-- Instructions to follow --
Print every entry exactly as it appears, but skip the pictures.

**** Data records ****

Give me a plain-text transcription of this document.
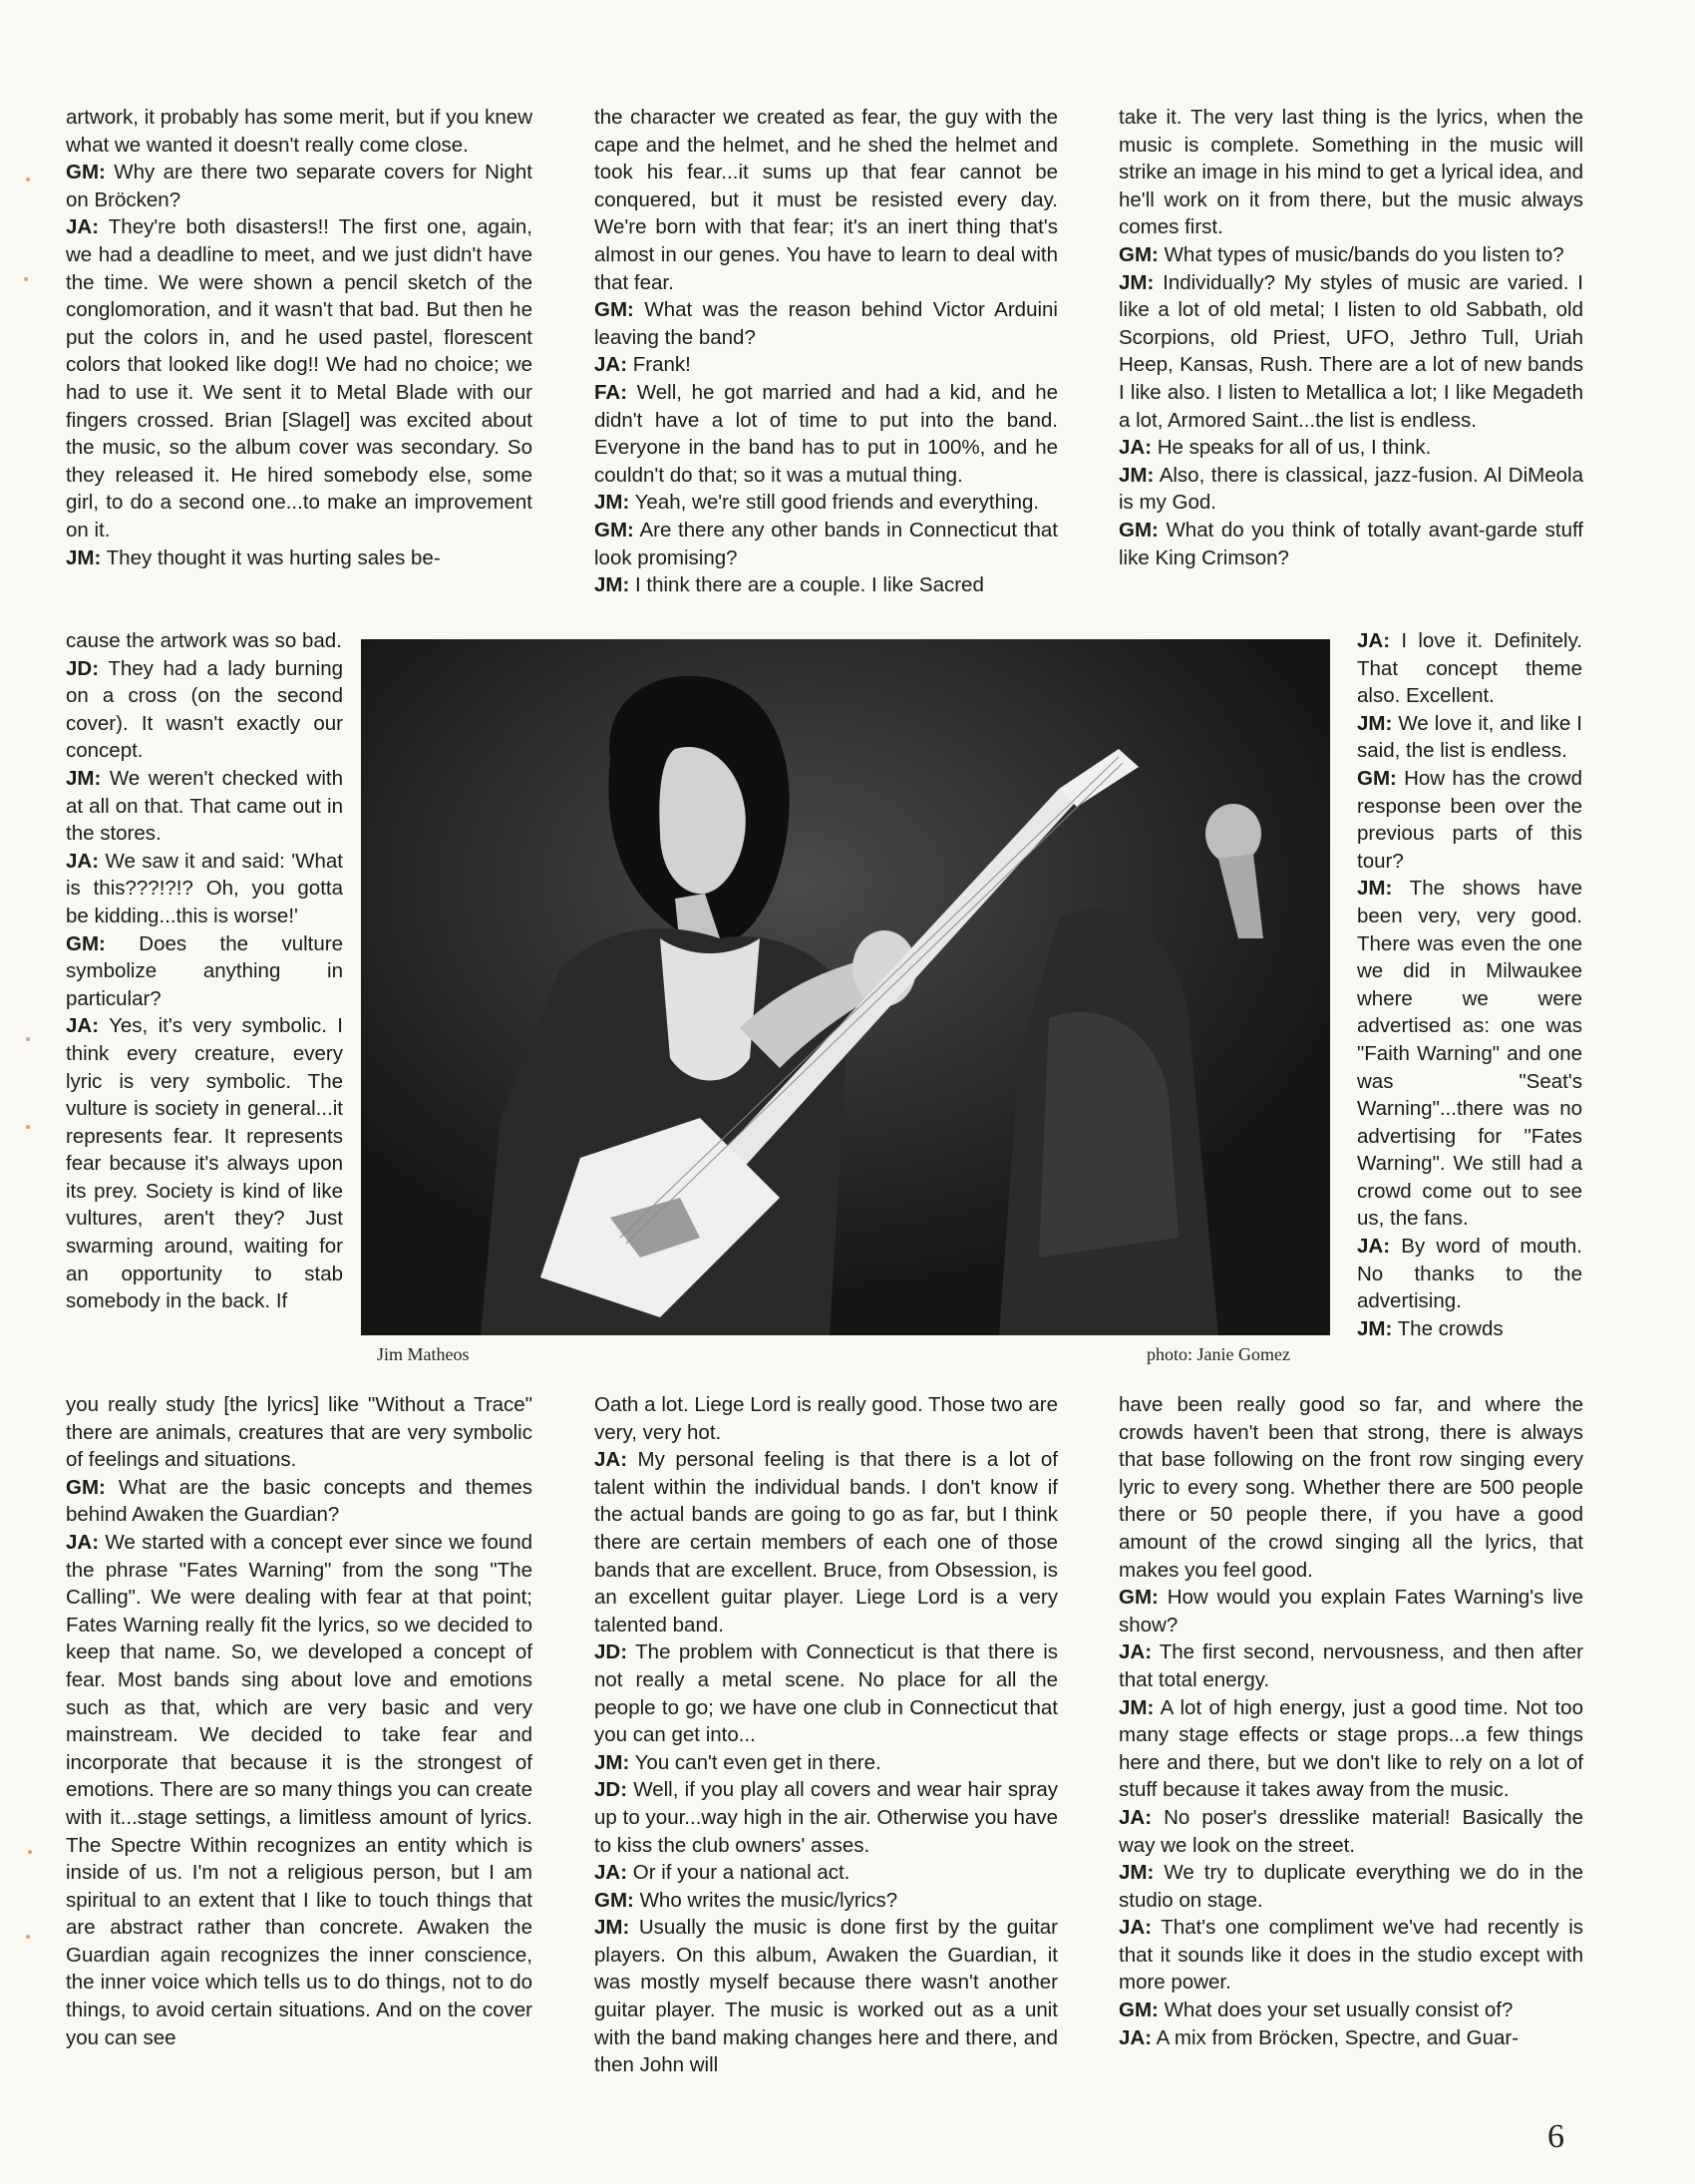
artwork, it probably has some merit, but if you knew what we wanted it doesn't really come close.

GM: Why are there two separate covers for Night on Bröcken?

JA: They're both disasters!! The first one, again, we had a deadline to meet, and we just didn't have the time. We were shown a pencil sketch of the conglomoration, and it wasn't that bad. But then he put the colors in, and he used pastel, florescent colors that looked like dog!! We had no choice; we had to use it. We sent it to Metal Blade with our fingers crossed. Brian [Slagel] was excited about the music, so the album cover was secondary. So they released it. He hired somebody else, some girl, to do a second one...to make an improvement on it.

JM: They thought it was hurting sales be-

cause the artwork was so bad.

JD: They had a lady burning on a cross (on the second cover). It wasn't exactly our concept.

JM: We weren't checked with at all on that. That came out in the stores.

JA: We saw it and said: 'What is this???!?!? Oh, you gotta be kidding...this is worse!'

GM: Does the vulture symbolize anything in particular?

JA: Yes, it's very symbolic. I think every creature, every lyric is very symbolic. The vulture is society in general...it represents fear. It represents fear because it's always upon its prey. Society is kind of like vultures, aren't they? Just swarming around, waiting for an opportunity to stab somebody in the back. If

you really study [the lyrics] like "Without a Trace" there are animals, creatures that are very symbolic of feelings and situations.

GM: What are the basic concepts and themes behind Awaken the Guardian?

JA: We started with a concept ever since we found the phrase "Fates Warning" from the song "The Calling". We were dealing with fear at that point; Fates Warning really fit the lyrics, so we decided to keep that name. So, we developed a concept of fear. Most bands sing about love and emotions such as that, which are very basic and very mainstream. We decided to take fear and incorporate that because it is the strongest of emotions. There are so many things you can create with it...stage settings, a limitless amount of lyrics. The Spectre Within recognizes an entity which is inside of us. I'm not a religious person, but I am spiritual to an extent that I like to touch things that are abstract rather than concrete. Awaken the Guardian again recognizes the inner conscience, the inner voice which tells us to do things, not to do things, to avoid certain situations. And on the cover you can see

the character we created as fear, the guy with the cape and the helmet, and he shed the helmet and took his fear...it sums up that fear cannot be conquered, but it must be resisted every day. We're born with that fear; it's an inert thing that's almost in our genes. You have to learn to deal with that fear.

GM: What was the reason behind Victor Arduini leaving the band?

JA: Frank!

FA: Well, he got married and had a kid, and he didn't have a lot of time to put into the band. Everyone in the band has to put in 100%, and he couldn't do that; so it was a mutual thing.

JM: Yeah, we're still good friends and everything.

GM: Are there any other bands in Connecticut that look promising?

JM: I think there are a couple. I like Sacred

Oath a lot. Liege Lord is really good. Those two are very, very hot.

JA: My personal feeling is that there is a lot of talent within the individual bands. I don't know if the actual bands are going to go as far, but I think there are certain members of each one of those bands that are excellent. Bruce, from Obsession, is an excellent guitar player. Liege Lord is a very talented band.

JD: The problem with Connecticut is that there is not really a metal scene. No place for all the people to go; we have one club in Connecticut that you can get into...

JM: You can't even get in there.

JD: Well, if you play all covers and wear hair spray up to your...way high in the air. Otherwise you have to kiss the club owners' asses.

JA: Or if your a national act.

GM: Who writes the music/lyrics?

JM: Usually the music is done first by the guitar players. On this album, Awaken the Guardian, it was mostly myself because there wasn't another guitar player. The music is worked out as a unit with the band making changes here and there, and then John will

take it. The very last thing is the lyrics, when the music is complete. Something in the music will strike an image in his mind to get a lyrical idea, and he'll work on it from there, but the music always comes first.

GM: What types of music/bands do you listen to?

JM: Individually? My styles of music are varied. I like a lot of old metal; I listen to old Sabbath, old Scorpions, old Priest, UFO, Jethro Tull, Uriah Heep, Kansas, Rush. There are a lot of new bands I like also. I listen to Metallica a lot; I like Megadeth a lot, Armored Saint...the list is endless.

JA: He speaks for all of us, I think.

JM: Also, there is classical, jazz-fusion. Al DiMeola is my God.

GM: What do you think of totally avant-garde stuff like King Crimson?

JA: I love it. Definitely. That concept theme also. Excellent.

JM: We love it, and like I said, the list is endless.

GM: How has the crowd response been over the previous parts of this tour?

JM: The shows have been very, very good. There was even the one we did in Milwaukee where we were advertised as: one was "Faith Warning" and one was "Seat's Warning"...there was no advertising for "Fates Warning". We still had a crowd come out to see us, the fans.

JA: By word of mouth. No thanks to the advertising.

JM: The crowds

have been really good so far, and where the crowds haven't been that strong, there is always that base following on the front row singing every lyric to every song. Whether there are 500 people there or 50 people there, if you have a good amount of the crowd singing all the lyrics, that makes you feel good.

GM: How would you explain Fates Warning's live show?

JA: The first second, nervousness, and then after that total energy.

JM: A lot of high energy, just a good time. Not too many stage effects or stage props...a few things here and there, but we don't like to rely on a lot of stuff because it takes away from the music.

JA: No poser's dresslike material! Basically the way we look on the street.

JM: We try to duplicate everything we do in the studio on stage.

JA: That's one compliment we've had recently is that it sounds like it does in the studio except with more power.

GM: What does your set usually consist of?

JA: A mix from Bröcken, Spectre, and Guar-

Jim Matheos	photo: Janie Gomez
6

****

-- Finished task --
Give me a plain-text transcription of this document.
artwork, it probably has some merit, but if you knew what we wanted it doesn't really come close.

GM: Why are there two separate covers for Night on Bröcken?

JA: They're both disasters!! The first one, again, we had a deadline to meet, and we just didn't have the time. We were shown a pencil sketch of the conglomoration, and it wasn't that bad. But then he put the colors in, and he used pastel, florescent colors that looked like dog!! We had no choice; we had to use it. We sent it to Metal Blade with our fingers crossed. Brian [Slagel] was excited about the music, so the album cover was secondary. So they released it. He hired somebody else, some girl, to do a second one...to make an improvement on it.

JM: They thought it was hurting sales be-

cause the artwork was so bad.

JD: They had a lady burning on a cross (on the second cover). It wasn't exactly our concept.

JM: We weren't checked with at all on that. That came out in the stores.

JA: We saw it and said: 'What is this???!?!? Oh, you gotta be kidding...this is worse!'

GM: Does the vulture symbolize anything in particular?

JA: Yes, it's very symbolic. I think every creature, every lyric is very symbolic. The vulture is society in general...it represents fear. It represents fear because it's always upon its prey. Society is kind of like vultures, aren't they? Just swarming around, waiting for an opportunity to stab somebody in the back. If

you really study [the lyrics] like "Without a Trace" there are animals, creatures that are very symbolic of feelings and situations.

GM: What are the basic concepts and themes behind Awaken the Guardian?

JA: We started with a concept ever since we found the phrase "Fates Warning" from the song "The Calling". We were dealing with fear at that point; Fates Warning really fit the lyrics, so we decided to keep that name. So, we developed a concept of fear. Most bands sing about love and emotions such as that, which are very basic and very mainstream. We decided to take fear and incorporate that because it is the strongest of emotions. There are so many things you can create with it...stage settings, a limitless amount of lyrics. The Spectre Within recognizes an entity which is inside of us. I'm not a religious person, but I am spiritual to an extent that I like to touch things that are abstract rather than concrete. Awaken the Guardian again recognizes the inner conscience, the inner voice which tells us to do things, not to do things, to avoid certain situations. And on the cover you can see

the character we created as fear, the guy with the cape and the helmet, and he shed the helmet and took his fear...it sums up that fear cannot be conquered, but it must be resisted every day. We're born with that fear; it's an inert thing that's almost in our genes. You have to learn to deal with that fear.

GM: What was the reason behind Victor Arduini leaving the band?

JA: Frank!

FA: Well, he got married and had a kid, and he didn't have a lot of time to put into the band. Everyone in the band has to put in 100%, and he couldn't do that; so it was a mutual thing.

JM: Yeah, we're still good friends and everything.

GM: Are there any other bands in Connecticut that look promising?

JM: I think there are a couple. I like Sacred

Oath a lot. Liege Lord is really good. Those two are very, very hot.

JA: My personal feeling is that there is a lot of talent within the individual bands. I don't know if the actual bands are going to go as far, but I think there are certain members of each one of those bands that are excellent. Bruce, from Obsession, is an excellent guitar player. Liege Lord is a very talented band.

JD: The problem with Connecticut is that there is not really a metal scene. No place for all the people to go; we have one club in Connecticut that you can get into...

JM: You can't even get in there.

JD: Well, if you play all covers and wear hair spray up to your...way high in the air. Otherwise you have to kiss the club owners' asses.

JA: Or if your a national act.

GM: Who writes the music/lyrics?

JM: Usually the music is done first by the guitar players. On this album, Awaken the Guardian, it was mostly myself because there wasn't another guitar player. The music is worked out as a unit with the band making changes here and there, and then John will

take it. The very last thing is the lyrics, when the music is complete. Something in the music will strike an image in his mind to get a lyrical idea, and he'll work on it from there, but the music always comes first.

GM: What types of music/bands do you listen to?

JM: Individually? My styles of music are varied. I like a lot of old metal; I listen to old Sabbath, old Scorpions, old Priest, UFO, Jethro Tull, Uriah Heep, Kansas, Rush. There are a lot of new bands I like also. I listen to Metallica a lot; I like Megadeth a lot, Armored Saint...the list is endless.

JA: He speaks for all of us, I think.

JM: Also, there is classical, jazz-fusion. Al DiMeola is my God.

GM: What do you think of totally avant-garde stuff like King Crimson?

JA: I love it. Definitely. That concept theme also. Excellent.

JM: We love it, and like I said, the list is endless.

GM: How has the crowd response been over the previous parts of this tour?

JM: The shows have been very, very good. There was even the one we did in Milwaukee where we were advertised as: one was "Faith Warning" and one was "Seat's Warning"...there was no advertising for "Fates Warning". We still had a crowd come out to see us, the fans.

JA: By word of mouth. No thanks to the advertising.

JM: The crowds

have been really good so far, and where the crowds haven't been that strong, there is always that base following on the front row singing every lyric to every song. Whether there are 500 people there or 50 people there, if you have a good amount of the crowd singing all the lyrics, that makes you feel good.

GM: How would you explain Fates Warning's live show?

JA: The first second, nervousness, and then after that total energy.

JM: A lot of high energy, just a good time. Not too many stage effects or stage props...a few things here and there, but we don't like to rely on a lot of stuff because it takes away from the music.

JA: No poser's dresslike material! Basically the way we look on the street.

JM: We try to duplicate everything we do in the studio on stage.

JA: That's one compliment we've had recently is that it sounds like it does in the studio except with more power.

GM: What does your set usually consist of?

JA: A mix from Bröcken, Spectre, and Guar-

Jim Matheos	photo: Janie Gomez
6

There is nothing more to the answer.